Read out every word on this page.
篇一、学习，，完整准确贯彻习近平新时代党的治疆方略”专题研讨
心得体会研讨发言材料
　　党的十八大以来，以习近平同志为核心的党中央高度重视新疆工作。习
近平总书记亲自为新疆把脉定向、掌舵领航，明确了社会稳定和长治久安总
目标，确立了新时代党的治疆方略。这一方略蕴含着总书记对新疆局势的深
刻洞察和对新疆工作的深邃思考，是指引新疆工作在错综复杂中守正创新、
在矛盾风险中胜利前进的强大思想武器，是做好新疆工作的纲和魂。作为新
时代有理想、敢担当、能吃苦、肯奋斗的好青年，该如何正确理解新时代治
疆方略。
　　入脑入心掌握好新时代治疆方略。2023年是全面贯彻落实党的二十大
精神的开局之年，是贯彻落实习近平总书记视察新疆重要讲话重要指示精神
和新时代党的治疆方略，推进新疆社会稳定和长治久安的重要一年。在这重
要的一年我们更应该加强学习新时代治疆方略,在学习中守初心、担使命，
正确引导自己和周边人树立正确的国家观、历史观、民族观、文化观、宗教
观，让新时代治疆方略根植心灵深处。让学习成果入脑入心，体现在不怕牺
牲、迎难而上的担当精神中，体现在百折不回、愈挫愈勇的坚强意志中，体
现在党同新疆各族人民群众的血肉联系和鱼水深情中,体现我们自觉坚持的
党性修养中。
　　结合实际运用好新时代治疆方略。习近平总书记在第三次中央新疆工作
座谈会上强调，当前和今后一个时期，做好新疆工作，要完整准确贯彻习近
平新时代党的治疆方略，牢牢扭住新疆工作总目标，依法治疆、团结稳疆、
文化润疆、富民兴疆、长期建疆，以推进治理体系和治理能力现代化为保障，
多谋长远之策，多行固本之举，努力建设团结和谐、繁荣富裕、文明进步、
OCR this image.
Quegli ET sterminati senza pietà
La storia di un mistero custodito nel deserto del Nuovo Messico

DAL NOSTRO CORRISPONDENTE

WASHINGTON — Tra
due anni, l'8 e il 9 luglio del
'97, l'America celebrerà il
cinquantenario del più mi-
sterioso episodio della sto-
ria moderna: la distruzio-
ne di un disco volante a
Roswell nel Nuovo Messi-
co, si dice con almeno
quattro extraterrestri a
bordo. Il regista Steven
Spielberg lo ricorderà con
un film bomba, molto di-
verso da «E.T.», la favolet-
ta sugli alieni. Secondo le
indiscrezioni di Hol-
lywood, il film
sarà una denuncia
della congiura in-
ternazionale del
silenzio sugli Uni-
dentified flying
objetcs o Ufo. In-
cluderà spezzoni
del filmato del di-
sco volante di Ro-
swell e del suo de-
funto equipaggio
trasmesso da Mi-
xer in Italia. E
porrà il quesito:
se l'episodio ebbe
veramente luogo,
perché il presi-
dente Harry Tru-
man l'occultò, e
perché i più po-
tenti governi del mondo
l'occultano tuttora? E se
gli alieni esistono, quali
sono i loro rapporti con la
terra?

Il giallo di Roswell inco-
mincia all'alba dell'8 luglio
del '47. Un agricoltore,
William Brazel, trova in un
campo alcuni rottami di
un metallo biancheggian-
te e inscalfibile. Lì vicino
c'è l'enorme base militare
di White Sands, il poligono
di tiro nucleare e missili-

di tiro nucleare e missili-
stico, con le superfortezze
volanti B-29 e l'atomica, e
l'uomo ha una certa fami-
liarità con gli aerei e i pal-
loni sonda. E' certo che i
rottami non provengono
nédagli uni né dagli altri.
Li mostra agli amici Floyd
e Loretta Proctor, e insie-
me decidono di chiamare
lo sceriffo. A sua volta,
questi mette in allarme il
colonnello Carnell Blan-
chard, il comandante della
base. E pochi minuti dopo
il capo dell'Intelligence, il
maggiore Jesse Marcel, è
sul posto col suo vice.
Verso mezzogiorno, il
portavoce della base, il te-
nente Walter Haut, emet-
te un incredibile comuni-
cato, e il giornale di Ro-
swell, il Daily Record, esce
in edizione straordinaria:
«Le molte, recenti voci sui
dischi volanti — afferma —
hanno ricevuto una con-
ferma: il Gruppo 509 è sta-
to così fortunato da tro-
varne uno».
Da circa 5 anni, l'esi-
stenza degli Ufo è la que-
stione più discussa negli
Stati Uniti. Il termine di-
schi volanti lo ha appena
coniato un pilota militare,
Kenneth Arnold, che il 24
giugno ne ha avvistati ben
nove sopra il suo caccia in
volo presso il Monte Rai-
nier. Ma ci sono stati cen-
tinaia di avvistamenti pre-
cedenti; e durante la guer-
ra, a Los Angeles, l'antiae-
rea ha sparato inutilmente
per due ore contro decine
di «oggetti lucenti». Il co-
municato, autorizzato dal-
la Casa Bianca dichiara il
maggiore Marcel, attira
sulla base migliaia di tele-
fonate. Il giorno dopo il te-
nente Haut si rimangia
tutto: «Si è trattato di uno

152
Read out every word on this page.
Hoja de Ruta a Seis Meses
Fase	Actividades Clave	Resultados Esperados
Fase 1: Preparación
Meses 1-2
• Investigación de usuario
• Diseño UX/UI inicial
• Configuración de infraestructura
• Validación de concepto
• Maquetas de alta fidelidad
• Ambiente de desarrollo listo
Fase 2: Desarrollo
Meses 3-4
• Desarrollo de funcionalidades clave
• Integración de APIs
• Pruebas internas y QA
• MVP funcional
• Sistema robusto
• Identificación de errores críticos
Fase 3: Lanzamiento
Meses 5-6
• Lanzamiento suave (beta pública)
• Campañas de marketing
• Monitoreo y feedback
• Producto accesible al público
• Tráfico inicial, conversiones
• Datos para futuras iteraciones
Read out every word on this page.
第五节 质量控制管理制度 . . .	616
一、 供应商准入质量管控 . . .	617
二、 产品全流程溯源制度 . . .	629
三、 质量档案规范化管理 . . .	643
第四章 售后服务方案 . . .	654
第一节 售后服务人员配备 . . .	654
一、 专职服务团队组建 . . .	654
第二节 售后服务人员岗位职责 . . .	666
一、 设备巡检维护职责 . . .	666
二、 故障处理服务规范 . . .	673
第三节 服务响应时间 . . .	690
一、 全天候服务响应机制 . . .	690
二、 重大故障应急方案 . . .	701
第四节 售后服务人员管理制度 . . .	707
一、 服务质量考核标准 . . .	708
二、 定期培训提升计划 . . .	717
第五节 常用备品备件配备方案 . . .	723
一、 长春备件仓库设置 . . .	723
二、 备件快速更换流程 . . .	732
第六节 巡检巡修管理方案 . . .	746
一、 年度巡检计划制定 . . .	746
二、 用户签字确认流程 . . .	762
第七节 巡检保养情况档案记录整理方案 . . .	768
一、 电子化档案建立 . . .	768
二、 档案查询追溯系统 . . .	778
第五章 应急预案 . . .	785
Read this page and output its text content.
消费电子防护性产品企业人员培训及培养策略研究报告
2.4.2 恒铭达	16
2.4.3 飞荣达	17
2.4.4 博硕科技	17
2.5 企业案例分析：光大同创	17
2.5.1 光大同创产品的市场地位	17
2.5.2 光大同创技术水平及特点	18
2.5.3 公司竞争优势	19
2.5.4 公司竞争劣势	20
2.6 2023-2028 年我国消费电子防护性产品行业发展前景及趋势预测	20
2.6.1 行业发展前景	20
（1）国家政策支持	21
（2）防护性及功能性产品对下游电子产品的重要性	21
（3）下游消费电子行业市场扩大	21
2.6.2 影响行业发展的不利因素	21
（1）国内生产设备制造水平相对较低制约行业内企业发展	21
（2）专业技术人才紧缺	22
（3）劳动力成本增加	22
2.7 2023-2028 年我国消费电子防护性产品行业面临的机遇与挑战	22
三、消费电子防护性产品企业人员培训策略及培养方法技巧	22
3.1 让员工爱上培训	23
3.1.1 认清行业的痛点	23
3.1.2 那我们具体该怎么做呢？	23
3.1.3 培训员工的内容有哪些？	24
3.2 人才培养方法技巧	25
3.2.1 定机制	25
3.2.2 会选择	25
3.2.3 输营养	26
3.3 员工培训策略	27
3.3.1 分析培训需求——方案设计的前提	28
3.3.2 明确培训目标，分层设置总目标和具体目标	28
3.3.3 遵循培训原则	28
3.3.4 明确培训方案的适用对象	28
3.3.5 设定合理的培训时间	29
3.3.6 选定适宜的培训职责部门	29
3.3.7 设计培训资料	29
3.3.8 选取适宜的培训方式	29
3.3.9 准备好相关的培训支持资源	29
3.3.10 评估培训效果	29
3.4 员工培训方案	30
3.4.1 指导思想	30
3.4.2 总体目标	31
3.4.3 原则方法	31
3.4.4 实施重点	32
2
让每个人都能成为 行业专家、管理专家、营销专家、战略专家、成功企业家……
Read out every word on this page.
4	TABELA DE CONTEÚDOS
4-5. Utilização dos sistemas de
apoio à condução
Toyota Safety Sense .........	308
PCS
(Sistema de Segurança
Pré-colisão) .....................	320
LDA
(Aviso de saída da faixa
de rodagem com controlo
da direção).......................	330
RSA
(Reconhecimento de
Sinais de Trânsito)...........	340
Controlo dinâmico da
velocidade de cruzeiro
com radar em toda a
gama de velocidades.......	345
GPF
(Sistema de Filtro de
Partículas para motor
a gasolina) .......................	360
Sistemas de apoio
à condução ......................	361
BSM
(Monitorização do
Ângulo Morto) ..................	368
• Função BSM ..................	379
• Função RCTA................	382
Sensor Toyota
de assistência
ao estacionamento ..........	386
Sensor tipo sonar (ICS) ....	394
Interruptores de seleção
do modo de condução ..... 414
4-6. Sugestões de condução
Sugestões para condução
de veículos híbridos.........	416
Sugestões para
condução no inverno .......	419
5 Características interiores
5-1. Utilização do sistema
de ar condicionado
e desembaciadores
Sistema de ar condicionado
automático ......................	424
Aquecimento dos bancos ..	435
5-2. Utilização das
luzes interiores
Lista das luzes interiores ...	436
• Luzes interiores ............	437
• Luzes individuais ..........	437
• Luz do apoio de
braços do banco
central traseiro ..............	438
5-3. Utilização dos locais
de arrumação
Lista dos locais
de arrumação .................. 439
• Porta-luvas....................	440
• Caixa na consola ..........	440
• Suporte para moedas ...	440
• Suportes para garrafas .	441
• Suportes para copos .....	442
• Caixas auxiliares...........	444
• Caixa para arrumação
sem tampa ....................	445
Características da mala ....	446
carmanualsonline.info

## What is being asked
Tally up the lines in the preceding listing that contain the string "condução". Respond with the number and nothing else.

## Full solution
6